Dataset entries
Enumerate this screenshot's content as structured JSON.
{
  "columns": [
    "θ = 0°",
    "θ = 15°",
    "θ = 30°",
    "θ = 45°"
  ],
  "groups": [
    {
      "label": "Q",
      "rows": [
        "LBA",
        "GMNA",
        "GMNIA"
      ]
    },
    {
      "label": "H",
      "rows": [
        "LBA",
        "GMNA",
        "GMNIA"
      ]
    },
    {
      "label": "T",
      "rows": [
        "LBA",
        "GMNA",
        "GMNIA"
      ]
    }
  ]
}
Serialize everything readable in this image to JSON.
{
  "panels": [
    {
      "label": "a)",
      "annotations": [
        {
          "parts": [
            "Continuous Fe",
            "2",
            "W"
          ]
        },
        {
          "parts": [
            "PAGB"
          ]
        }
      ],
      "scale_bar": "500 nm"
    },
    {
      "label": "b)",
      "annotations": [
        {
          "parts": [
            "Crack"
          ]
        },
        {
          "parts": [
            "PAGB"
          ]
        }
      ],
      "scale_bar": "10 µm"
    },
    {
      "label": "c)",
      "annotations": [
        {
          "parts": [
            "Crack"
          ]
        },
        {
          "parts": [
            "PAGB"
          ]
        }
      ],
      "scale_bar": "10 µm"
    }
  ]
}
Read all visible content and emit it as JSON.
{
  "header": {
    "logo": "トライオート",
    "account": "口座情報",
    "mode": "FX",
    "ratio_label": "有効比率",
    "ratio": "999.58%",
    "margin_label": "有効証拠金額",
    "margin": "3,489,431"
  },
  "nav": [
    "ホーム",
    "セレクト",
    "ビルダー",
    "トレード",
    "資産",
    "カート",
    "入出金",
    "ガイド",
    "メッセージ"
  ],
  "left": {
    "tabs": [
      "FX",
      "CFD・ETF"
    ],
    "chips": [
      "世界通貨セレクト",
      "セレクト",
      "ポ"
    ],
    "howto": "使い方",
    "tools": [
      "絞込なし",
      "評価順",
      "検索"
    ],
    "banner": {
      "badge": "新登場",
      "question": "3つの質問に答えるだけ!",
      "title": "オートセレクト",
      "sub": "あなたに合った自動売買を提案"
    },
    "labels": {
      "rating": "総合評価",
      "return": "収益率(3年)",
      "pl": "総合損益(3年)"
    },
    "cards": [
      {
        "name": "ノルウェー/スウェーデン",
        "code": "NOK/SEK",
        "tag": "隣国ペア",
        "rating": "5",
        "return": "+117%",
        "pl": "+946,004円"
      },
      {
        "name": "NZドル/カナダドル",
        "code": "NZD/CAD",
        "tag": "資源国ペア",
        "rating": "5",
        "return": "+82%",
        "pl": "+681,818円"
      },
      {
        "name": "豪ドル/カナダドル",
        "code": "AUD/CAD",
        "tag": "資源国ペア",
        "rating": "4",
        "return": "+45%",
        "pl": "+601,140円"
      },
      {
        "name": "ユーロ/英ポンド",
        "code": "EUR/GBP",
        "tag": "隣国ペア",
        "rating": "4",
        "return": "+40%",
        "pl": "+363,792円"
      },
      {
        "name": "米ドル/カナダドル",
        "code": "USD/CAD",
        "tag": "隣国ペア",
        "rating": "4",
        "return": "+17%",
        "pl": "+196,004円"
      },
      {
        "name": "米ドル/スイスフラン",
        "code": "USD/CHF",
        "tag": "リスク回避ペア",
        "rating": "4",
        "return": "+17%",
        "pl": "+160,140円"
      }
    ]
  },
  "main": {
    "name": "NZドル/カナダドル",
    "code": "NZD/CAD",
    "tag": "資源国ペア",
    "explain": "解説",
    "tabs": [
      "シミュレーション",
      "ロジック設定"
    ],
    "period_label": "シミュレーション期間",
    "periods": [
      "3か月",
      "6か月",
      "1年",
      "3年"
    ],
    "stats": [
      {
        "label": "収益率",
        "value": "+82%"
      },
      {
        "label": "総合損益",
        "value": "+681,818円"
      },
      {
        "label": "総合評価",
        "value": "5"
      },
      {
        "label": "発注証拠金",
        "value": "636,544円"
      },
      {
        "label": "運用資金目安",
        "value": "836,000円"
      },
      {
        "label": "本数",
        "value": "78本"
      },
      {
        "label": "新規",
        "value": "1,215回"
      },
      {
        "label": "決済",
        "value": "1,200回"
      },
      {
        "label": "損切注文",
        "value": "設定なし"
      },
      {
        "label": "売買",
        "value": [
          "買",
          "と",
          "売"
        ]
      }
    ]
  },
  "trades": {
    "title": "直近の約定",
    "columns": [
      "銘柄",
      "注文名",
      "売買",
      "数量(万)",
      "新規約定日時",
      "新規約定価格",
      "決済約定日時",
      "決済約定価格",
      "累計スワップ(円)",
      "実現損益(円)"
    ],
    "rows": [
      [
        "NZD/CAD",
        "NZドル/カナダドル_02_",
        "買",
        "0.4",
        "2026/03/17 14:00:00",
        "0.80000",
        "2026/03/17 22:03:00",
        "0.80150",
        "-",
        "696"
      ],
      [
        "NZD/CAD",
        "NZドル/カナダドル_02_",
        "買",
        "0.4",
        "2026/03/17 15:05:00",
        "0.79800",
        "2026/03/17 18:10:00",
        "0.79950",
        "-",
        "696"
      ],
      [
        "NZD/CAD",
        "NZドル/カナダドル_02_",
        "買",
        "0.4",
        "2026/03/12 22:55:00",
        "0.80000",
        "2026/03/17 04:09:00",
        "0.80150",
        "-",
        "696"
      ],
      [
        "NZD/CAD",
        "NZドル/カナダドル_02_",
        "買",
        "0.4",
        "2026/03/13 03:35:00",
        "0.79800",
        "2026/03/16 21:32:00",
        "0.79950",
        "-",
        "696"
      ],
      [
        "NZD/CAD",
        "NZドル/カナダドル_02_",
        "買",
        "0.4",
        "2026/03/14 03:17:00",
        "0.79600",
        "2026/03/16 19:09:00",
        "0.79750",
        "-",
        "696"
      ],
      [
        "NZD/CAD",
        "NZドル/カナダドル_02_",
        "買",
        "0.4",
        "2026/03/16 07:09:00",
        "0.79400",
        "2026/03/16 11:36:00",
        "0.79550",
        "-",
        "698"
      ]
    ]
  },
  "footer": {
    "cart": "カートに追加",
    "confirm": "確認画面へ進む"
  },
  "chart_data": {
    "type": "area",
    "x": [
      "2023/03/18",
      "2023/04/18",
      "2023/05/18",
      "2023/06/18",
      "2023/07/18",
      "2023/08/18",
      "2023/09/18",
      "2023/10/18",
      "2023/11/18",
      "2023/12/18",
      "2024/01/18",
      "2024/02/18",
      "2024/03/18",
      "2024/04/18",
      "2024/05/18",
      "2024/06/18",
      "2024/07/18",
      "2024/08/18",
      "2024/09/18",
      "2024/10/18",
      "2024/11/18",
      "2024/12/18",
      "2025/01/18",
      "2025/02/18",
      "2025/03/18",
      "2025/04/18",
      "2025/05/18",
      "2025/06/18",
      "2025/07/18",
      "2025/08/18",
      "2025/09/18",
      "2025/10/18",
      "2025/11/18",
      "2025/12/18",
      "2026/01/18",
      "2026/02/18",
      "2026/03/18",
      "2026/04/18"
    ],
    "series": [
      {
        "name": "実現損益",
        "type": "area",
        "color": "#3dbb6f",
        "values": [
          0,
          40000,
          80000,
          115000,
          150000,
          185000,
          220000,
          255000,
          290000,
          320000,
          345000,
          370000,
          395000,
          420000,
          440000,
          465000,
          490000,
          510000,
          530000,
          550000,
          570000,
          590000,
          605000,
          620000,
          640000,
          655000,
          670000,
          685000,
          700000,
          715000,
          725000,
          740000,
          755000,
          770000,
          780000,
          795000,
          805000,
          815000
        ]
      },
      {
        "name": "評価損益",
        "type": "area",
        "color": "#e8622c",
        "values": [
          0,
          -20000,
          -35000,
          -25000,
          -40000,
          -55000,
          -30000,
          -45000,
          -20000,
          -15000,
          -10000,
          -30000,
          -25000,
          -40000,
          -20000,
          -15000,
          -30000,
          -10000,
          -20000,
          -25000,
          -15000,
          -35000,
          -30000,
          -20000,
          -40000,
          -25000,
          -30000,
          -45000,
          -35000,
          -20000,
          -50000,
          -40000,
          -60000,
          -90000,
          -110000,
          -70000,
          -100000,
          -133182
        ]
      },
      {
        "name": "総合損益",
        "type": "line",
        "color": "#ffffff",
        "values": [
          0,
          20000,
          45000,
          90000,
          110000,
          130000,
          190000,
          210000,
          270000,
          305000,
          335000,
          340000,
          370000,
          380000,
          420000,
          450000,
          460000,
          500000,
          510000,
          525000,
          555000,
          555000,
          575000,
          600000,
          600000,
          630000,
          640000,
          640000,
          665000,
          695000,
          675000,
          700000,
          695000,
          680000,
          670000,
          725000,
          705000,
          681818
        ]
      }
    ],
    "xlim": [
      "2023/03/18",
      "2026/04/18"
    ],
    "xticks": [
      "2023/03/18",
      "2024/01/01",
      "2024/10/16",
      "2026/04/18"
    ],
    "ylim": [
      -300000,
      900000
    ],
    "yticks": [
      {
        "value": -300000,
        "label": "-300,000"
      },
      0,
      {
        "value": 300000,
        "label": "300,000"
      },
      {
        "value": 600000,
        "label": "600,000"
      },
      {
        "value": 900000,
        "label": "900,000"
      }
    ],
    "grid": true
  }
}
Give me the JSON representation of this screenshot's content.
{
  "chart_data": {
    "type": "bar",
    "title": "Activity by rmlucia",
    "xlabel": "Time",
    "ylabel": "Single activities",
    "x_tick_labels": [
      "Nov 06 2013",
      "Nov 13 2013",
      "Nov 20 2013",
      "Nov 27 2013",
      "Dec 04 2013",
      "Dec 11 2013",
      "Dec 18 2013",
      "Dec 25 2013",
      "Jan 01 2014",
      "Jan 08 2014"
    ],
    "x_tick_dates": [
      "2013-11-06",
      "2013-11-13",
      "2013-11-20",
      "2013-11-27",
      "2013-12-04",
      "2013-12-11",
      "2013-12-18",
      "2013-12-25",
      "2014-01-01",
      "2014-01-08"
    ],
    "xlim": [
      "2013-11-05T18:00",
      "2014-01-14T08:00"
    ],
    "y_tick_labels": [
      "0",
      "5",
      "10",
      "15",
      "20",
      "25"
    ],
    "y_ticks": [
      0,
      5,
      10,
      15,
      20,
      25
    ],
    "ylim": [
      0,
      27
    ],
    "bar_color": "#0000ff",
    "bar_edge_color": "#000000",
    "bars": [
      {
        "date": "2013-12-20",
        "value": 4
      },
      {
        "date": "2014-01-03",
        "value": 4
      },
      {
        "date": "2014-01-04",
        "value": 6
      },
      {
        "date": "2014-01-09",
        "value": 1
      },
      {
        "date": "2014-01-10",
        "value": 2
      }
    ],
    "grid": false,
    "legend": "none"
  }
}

→ What you have to do: Tally the lines in the records above that contain the word "name", and give only that number.

→ The completed task: 10